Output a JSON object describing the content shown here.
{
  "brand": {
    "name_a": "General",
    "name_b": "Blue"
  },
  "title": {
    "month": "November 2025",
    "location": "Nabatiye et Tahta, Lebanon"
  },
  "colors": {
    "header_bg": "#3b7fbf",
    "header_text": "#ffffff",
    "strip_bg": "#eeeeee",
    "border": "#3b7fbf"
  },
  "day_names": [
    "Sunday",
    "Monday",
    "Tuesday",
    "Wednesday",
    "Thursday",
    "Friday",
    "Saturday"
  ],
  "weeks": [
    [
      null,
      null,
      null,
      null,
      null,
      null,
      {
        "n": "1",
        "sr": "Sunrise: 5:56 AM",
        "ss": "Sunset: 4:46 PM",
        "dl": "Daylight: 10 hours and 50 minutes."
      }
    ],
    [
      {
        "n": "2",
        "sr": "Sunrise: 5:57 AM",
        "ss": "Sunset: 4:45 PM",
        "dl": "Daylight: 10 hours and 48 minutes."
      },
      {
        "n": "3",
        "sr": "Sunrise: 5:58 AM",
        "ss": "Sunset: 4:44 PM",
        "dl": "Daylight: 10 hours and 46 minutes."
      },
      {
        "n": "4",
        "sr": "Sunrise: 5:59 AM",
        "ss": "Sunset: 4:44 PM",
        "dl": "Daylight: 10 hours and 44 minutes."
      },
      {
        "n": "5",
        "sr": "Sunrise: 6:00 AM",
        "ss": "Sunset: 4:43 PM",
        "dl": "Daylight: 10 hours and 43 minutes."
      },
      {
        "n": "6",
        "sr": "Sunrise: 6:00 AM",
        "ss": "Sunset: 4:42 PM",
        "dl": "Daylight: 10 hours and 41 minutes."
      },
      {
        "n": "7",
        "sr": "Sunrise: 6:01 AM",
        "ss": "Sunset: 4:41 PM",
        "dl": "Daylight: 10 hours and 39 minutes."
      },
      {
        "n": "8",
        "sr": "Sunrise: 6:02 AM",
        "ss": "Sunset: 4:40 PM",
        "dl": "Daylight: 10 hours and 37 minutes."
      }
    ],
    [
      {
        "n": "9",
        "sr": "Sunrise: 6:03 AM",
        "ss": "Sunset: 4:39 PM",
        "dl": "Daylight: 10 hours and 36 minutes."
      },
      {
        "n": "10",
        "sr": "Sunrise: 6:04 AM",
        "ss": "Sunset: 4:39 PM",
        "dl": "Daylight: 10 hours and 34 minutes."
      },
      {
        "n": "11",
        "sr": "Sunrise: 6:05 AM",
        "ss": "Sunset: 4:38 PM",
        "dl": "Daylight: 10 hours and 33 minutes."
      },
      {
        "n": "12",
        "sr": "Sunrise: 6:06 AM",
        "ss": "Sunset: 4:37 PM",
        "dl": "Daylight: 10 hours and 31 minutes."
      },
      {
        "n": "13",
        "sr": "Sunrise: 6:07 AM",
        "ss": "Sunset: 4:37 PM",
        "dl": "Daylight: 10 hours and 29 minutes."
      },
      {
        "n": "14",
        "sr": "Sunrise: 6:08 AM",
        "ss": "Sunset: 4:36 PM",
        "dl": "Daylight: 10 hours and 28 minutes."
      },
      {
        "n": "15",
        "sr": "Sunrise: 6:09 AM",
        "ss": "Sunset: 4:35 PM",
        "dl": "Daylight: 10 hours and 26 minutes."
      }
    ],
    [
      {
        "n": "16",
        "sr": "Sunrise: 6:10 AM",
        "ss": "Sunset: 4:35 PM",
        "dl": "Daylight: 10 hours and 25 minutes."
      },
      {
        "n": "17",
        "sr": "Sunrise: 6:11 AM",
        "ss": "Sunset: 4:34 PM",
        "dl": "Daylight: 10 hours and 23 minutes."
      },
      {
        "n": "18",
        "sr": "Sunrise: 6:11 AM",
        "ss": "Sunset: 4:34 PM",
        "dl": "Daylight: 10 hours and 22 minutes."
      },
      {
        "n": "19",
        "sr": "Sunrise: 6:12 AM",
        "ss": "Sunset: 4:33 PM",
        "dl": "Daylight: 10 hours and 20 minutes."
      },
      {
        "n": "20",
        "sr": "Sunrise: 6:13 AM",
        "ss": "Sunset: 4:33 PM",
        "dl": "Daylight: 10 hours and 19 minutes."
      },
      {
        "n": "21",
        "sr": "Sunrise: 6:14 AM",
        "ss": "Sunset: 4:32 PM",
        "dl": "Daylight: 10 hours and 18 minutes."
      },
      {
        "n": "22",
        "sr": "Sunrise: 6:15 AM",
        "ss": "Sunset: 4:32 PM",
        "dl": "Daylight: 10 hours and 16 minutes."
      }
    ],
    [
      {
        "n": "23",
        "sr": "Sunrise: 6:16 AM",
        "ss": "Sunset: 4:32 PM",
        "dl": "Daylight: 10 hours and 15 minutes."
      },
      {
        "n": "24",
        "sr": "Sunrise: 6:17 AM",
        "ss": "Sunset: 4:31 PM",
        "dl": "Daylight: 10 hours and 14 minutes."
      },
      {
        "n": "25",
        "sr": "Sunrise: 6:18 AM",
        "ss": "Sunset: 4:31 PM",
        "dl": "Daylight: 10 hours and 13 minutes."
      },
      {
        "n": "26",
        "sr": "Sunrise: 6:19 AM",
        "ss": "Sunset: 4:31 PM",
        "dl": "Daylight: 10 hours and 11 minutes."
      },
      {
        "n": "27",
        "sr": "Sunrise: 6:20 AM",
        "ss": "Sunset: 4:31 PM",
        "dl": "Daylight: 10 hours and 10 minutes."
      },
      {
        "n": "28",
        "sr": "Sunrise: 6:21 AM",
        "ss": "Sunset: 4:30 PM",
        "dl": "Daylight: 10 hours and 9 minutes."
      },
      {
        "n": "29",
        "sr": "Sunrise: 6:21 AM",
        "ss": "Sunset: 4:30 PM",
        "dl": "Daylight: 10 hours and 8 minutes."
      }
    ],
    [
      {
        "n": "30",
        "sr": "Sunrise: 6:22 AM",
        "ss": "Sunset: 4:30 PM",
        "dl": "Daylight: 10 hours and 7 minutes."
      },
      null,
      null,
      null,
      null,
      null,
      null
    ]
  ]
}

[YOUR GOAL]: All of the entries above must be quoted exactly.

[COMPLETE RESPONSE]:
Output a JSON object describing the content shown here.
{
  "brand": {
    "name_a": "General",
    "name_b": "Blue"
  },
  "title": {
    "month": "November 2025",
    "location": "Nabatiye et Tahta, Lebanon"
  },
  "colors": {
    "header_bg": "#3b7fbf",
    "header_text": "#ffffff",
    "strip_bg": "#eeeeee",
    "border": "#3b7fbf"
  },
  "day_names": [
    "Sunday",
    "Monday",
    "Tuesday",
    "Wednesday",
    "Thursday",
    "Friday",
    "Saturday"
  ],
  "weeks": [
    [
      null,
      null,
      null,
      null,
      null,
      null,
      {
        "n": "1",
        "sr": "Sunrise: 5:56 AM",
        "ss": "Sunset: 4:46 PM",
        "dl": "Daylight: 10 hours and 50 minutes."
      }
    ],
    [
      {
        "n": "2",
        "sr": "Sunrise: 5:57 AM",
        "ss": "Sunset: 4:45 PM",
        "dl": "Daylight: 10 hours and 48 minutes."
      },
      {
        "n": "3",
        "sr": "Sunrise: 5:58 AM",
        "ss": "Sunset: 4:44 PM",
        "dl": "Daylight: 10 hours and 46 minutes."
      },
      {
        "n": "4",
        "sr": "Sunrise: 5:59 AM",
        "ss": "Sunset: 4:44 PM",
        "dl": "Daylight: 10 hours and 44 minutes."
      },
      {
        "n": "5",
        "sr": "Sunrise: 6:00 AM",
        "ss": "Sunset: 4:43 PM",
        "dl": "Daylight: 10 hours and 43 minutes."
      },
      {
        "n": "6",
        "sr": "Sunrise: 6:00 AM",
        "ss": "Sunset: 4:42 PM",
        "dl": "Daylight: 10 hours and 41 minutes."
      },
      {
        "n": "7",
        "sr": "Sunrise: 6:01 AM",
        "ss": "Sunset: 4:41 PM",
        "dl": "Daylight: 10 hours and 39 minutes."
      },
      {
        "n": "8",
        "sr": "Sunrise: 6:02 AM",
        "ss": "Sunset: 4:40 PM",
        "dl": "Daylight: 10 hours and 37 minutes."
      }
    ],
    [
      {
        "n": "9",
        "sr": "Sunrise: 6:03 AM",
        "ss": "Sunset: 4:39 PM",
        "dl": "Daylight: 10 hours and 36 minutes."
      },
      {
        "n": "10",
        "sr": "Sunrise: 6:04 AM",
        "ss": "Sunset: 4:39 PM",
        "dl": "Daylight: 10 hours and 34 minutes."
      },
      {
        "n": "11",
        "sr": "Sunrise: 6:05 AM",
        "ss": "Sunset: 4:38 PM",
        "dl": "Daylight: 10 hours and 33 minutes."
      },
      {
        "n": "12",
        "sr": "Sunrise: 6:06 AM",
        "ss": "Sunset: 4:37 PM",
        "dl": "Daylight: 10 hours and 31 minutes."
      },
      {
        "n": "13",
        "sr": "Sunrise: 6:07 AM",
        "ss": "Sunset: 4:37 PM",
        "dl": "Daylight: 10 hours and 29 minutes."
      },
      {
        "n": "14",
        "sr": "Sunrise: 6:08 AM",
        "ss": "Sunset: 4:36 PM",
        "dl": "Daylight: 10 hours and 28 minutes."
      },
      {
        "n": "15",
        "sr": "Sunrise: 6:09 AM",
        "ss": "Sunset: 4:35 PM",
        "dl": "Daylight: 10 hours and 26 minutes."
      }
    ],
    [
      {
        "n": "16",
        "sr": "Sunrise: 6:10 AM",
        "ss": "Sunset: 4:35 PM",
        "dl": "Daylight: 10 hours and 25 minutes."
      },
      {
        "n": "17",
        "sr": "Sunrise: 6:11 AM",
        "ss": "Sunset: 4:34 PM",
        "dl": "Daylight: 10 hours and 23 minutes."
      },
      {
        "n": "18",
        "sr": "Sunrise: 6:11 AM",
        "ss": "Sunset: 4:34 PM",
        "dl": "Daylight: 10 hours and 22 minutes."
      },
      {
        "n": "19",
        "sr": "Sunrise: 6:12 AM",
        "ss": "Sunset: 4:33 PM",
        "dl": "Daylight: 10 hours and 20 minutes."
      },
      {
        "n": "20",
        "sr": "Sunrise: 6:13 AM",
        "ss": "Sunset: 4:33 PM",
        "dl": "Daylight: 10 hours and 19 minutes."
      },
      {
        "n": "21",
        "sr": "Sunrise: 6:14 AM",
        "ss": "Sunset: 4:32 PM",
        "dl": "Daylight: 10 hours and 18 minutes."
      },
      {
        "n": "22",
        "sr": "Sunrise: 6:15 AM",
        "ss": "Sunset: 4:32 PM",
        "dl": "Daylight: 10 hours and 16 minutes."
      }
    ],
    [
      {
        "n": "23",
        "sr": "Sunrise: 6:16 AM",
        "ss": "Sunset: 4:32 PM",
        "dl": "Daylight: 10 hours and 15 minutes."
      },
      {
        "n": "24",
        "sr": "Sunrise: 6:17 AM",
        "ss": "Sunset: 4:31 PM",
        "dl": "Daylight: 10 hours and 14 minutes."
      },
      {
        "n": "25",
        "sr": "Sunrise: 6:18 AM",
        "ss": "Sunset: 4:31 PM",
        "dl": "Daylight: 10 hours and 13 minutes."
      },
      {
        "n": "26",
        "sr": "Sunrise: 6:19 AM",
        "ss": "Sunset: 4:31 PM",
        "dl": "Daylight: 10 hours and 11 minutes."
      },
      {
        "n": "27",
        "sr": "Sunrise: 6:20 AM",
        "ss": "Sunset: 4:31 PM",
        "dl": "Daylight: 10 hours and 10 minutes."
      },
      {
        "n": "28",
        "sr": "Sunrise: 6:21 AM",
        "ss": "Sunset: 4:30 PM",
        "dl": "Daylight: 10 hours and 9 minutes."
      },
      {
        "n": "29",
        "sr": "Sunrise: 6:21 AM",
        "ss": "Sunset: 4:30 PM",
        "dl": "Daylight: 10 hours and 8 minutes."
      }
    ],
    [
      {
        "n": "30",
        "sr": "Sunrise: 6:22 AM",
        "ss": "Sunset: 4:30 PM",
        "dl": "Daylight: 10 hours and 7 minutes."
      },
      null,
      null,
      null,
      null,
      null,
      null
    ]
  ]
}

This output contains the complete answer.